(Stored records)
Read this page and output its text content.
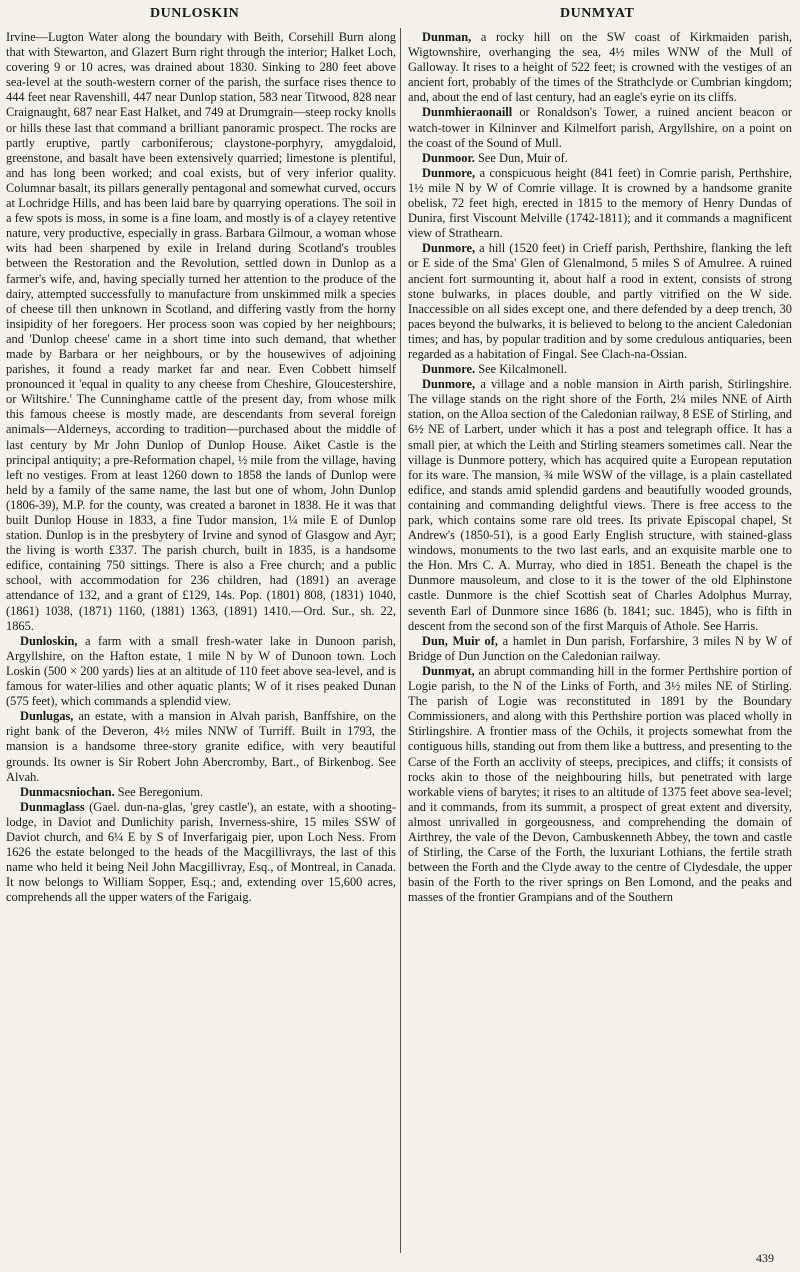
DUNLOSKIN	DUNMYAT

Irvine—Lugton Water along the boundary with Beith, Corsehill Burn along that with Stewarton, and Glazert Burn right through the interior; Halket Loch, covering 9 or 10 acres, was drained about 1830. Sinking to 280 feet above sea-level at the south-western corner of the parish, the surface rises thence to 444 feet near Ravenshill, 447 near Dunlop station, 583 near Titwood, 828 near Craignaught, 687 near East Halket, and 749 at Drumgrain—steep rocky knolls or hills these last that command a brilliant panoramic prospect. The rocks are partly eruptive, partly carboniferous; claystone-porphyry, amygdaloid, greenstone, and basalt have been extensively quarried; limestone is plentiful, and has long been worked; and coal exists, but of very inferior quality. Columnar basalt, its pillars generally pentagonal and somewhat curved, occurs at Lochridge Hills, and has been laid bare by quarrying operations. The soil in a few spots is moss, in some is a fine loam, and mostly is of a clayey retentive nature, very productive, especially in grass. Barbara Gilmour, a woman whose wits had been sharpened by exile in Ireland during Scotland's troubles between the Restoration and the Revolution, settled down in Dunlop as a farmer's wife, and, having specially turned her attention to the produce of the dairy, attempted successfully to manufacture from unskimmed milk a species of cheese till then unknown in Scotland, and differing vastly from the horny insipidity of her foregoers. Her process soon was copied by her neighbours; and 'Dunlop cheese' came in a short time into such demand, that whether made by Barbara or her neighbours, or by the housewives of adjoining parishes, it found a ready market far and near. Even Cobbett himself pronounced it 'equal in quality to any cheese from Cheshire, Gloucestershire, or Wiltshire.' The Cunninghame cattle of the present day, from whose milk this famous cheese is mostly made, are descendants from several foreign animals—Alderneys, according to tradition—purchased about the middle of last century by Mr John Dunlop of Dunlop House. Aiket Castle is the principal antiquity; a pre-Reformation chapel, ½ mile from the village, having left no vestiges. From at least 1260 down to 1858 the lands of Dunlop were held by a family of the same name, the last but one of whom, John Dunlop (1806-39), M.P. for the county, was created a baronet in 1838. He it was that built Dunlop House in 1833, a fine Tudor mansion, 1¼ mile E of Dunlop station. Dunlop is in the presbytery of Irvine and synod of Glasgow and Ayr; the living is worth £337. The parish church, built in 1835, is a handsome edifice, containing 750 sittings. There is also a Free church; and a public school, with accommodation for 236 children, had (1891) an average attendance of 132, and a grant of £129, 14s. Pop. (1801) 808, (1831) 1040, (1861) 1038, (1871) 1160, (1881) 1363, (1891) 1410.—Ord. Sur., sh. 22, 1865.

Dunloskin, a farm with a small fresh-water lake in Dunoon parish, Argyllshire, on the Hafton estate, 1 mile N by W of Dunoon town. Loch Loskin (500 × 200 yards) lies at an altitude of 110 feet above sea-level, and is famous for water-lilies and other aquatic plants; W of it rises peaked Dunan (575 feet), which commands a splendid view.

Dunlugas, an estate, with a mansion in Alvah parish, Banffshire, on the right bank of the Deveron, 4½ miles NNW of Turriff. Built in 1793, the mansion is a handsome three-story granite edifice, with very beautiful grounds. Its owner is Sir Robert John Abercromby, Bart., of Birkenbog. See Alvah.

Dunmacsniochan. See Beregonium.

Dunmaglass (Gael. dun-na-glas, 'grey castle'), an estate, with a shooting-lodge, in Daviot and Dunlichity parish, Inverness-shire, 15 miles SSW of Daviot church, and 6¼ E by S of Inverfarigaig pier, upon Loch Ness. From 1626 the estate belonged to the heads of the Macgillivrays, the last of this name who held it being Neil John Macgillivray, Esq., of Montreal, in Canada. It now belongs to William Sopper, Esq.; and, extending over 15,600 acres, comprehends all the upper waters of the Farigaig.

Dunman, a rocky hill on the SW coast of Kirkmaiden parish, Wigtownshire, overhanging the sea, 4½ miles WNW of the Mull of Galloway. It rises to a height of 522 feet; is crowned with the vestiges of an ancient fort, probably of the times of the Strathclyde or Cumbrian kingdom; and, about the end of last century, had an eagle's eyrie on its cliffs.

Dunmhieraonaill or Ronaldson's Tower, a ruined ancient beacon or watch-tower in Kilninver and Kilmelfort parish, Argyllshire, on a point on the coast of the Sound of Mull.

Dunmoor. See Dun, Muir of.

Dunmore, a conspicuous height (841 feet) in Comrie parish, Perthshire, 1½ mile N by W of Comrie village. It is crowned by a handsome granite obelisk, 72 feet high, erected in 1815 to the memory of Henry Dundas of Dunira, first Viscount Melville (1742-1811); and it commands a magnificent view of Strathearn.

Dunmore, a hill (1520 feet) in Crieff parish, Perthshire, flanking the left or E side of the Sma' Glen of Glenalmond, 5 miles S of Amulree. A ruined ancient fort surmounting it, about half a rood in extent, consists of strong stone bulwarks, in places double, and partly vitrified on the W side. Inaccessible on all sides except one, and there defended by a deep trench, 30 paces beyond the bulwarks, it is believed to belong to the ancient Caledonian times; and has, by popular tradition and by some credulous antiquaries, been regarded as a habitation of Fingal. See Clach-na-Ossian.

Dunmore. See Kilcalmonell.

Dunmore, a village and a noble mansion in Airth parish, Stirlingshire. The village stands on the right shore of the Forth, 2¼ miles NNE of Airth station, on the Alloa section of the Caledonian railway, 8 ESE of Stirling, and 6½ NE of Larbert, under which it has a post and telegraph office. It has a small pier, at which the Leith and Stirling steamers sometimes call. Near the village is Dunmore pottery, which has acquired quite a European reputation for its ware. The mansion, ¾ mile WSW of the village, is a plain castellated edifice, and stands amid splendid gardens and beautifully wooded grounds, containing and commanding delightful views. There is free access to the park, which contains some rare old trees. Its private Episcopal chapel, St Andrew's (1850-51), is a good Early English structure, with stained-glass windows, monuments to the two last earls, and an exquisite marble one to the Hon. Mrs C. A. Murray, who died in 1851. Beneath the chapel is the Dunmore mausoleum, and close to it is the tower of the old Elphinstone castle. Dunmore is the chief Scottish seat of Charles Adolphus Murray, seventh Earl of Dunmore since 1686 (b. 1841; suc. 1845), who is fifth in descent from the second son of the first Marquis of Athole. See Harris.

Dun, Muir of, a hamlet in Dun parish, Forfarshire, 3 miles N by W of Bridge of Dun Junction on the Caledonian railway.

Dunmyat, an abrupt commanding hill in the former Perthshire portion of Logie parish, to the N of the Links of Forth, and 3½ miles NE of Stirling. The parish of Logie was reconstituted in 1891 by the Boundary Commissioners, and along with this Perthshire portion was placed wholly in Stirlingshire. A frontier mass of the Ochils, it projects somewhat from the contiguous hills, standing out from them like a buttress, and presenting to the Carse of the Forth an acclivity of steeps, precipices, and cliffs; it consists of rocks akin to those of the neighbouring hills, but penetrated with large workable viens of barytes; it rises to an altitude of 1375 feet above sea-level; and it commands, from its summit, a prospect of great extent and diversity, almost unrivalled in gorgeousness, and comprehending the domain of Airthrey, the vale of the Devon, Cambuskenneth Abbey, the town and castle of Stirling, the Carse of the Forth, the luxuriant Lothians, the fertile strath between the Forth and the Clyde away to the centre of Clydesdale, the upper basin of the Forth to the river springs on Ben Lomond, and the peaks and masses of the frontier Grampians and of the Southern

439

— INSTRUCTIONS FOR THE TASK —
Reply with nothing except the number of lines in the listing above that include "Argyllshire".

— WRITTEN SOLUTION —
2